-- Begin DATASET RECORDS --

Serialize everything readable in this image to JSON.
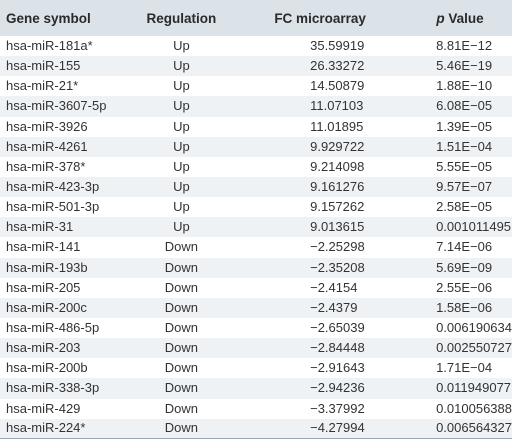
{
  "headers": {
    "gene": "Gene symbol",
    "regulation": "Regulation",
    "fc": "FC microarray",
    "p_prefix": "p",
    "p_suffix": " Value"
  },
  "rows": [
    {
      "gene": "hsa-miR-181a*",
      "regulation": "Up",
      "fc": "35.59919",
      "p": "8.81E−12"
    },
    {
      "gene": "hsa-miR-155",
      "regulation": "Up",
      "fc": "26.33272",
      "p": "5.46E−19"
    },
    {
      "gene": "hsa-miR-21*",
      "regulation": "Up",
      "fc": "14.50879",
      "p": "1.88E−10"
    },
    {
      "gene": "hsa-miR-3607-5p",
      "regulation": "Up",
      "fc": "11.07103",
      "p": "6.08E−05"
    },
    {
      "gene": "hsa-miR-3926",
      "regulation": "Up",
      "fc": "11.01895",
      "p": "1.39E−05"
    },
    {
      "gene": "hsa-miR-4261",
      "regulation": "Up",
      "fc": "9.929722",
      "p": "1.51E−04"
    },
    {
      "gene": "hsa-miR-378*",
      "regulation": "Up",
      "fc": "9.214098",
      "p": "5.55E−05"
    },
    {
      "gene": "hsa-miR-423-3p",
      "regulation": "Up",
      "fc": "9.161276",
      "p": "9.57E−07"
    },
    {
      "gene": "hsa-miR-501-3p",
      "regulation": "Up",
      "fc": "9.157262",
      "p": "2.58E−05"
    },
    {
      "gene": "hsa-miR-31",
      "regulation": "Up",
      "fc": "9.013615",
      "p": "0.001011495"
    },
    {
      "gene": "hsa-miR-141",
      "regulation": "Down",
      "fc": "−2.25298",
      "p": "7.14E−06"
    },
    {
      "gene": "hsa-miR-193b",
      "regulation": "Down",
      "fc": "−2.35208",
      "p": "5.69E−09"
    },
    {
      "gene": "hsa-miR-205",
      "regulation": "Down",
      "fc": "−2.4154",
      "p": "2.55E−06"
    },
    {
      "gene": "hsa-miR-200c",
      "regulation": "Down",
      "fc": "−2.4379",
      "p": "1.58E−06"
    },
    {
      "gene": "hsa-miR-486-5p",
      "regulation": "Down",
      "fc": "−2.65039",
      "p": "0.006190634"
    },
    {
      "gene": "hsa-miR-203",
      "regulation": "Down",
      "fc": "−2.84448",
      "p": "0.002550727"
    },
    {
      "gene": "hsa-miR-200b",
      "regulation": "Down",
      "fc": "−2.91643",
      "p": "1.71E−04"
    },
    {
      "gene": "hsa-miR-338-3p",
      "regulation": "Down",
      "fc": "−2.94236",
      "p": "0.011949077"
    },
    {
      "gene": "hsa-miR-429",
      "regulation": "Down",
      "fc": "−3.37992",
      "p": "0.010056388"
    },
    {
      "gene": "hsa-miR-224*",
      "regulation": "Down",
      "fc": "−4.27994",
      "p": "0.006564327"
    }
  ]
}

-- End DATASET RECORDS --

▶ **GIVEN PROBLEM**
Copy out all of the material exactly as written, without its pictures.

▶ **THE RESPONSE**
Serialize everything readable in this image to JSON.
{
  "headers": {
    "gene": "Gene symbol",
    "regulation": "Regulation",
    "fc": "FC microarray",
    "p_prefix": "p",
    "p_suffix": " Value"
  },
  "rows": [
    {
      "gene": "hsa-miR-181a*",
      "regulation": "Up",
      "fc": "35.59919",
      "p": "8.81E−12"
    },
    {
      "gene": "hsa-miR-155",
      "regulation": "Up",
      "fc": "26.33272",
      "p": "5.46E−19"
    },
    {
      "gene": "hsa-miR-21*",
      "regulation": "Up",
      "fc": "14.50879",
      "p": "1.88E−10"
    },
    {
      "gene": "hsa-miR-3607-5p",
      "regulation": "Up",
      "fc": "11.07103",
      "p": "6.08E−05"
    },
    {
      "gene": "hsa-miR-3926",
      "regulation": "Up",
      "fc": "11.01895",
      "p": "1.39E−05"
    },
    {
      "gene": "hsa-miR-4261",
      "regulation": "Up",
      "fc": "9.929722",
      "p": "1.51E−04"
    },
    {
      "gene": "hsa-miR-378*",
      "regulation": "Up",
      "fc": "9.214098",
      "p": "5.55E−05"
    },
    {
      "gene": "hsa-miR-423-3p",
      "regulation": "Up",
      "fc": "9.161276",
      "p": "9.57E−07"
    },
    {
      "gene": "hsa-miR-501-3p",
      "regulation": "Up",
      "fc": "9.157262",
      "p": "2.58E−05"
    },
    {
      "gene": "hsa-miR-31",
      "regulation": "Up",
      "fc": "9.013615",
      "p": "0.001011495"
    },
    {
      "gene": "hsa-miR-141",
      "regulation": "Down",
      "fc": "−2.25298",
      "p": "7.14E−06"
    },
    {
      "gene": "hsa-miR-193b",
      "regulation": "Down",
      "fc": "−2.35208",
      "p": "5.69E−09"
    },
    {
      "gene": "hsa-miR-205",
      "regulation": "Down",
      "fc": "−2.4154",
      "p": "2.55E−06"
    },
    {
      "gene": "hsa-miR-200c",
      "regulation": "Down",
      "fc": "−2.4379",
      "p": "1.58E−06"
    },
    {
      "gene": "hsa-miR-486-5p",
      "regulation": "Down",
      "fc": "−2.65039",
      "p": "0.006190634"
    },
    {
      "gene": "hsa-miR-203",
      "regulation": "Down",
      "fc": "−2.84448",
      "p": "0.002550727"
    },
    {
      "gene": "hsa-miR-200b",
      "regulation": "Down",
      "fc": "−2.91643",
      "p": "1.71E−04"
    },
    {
      "gene": "hsa-miR-338-3p",
      "regulation": "Down",
      "fc": "−2.94236",
      "p": "0.011949077"
    },
    {
      "gene": "hsa-miR-429",
      "regulation": "Down",
      "fc": "−3.37992",
      "p": "0.010056388"
    },
    {
      "gene": "hsa-miR-224*",
      "regulation": "Down",
      "fc": "−4.27994",
      "p": "0.006564327"
    }
  ]
}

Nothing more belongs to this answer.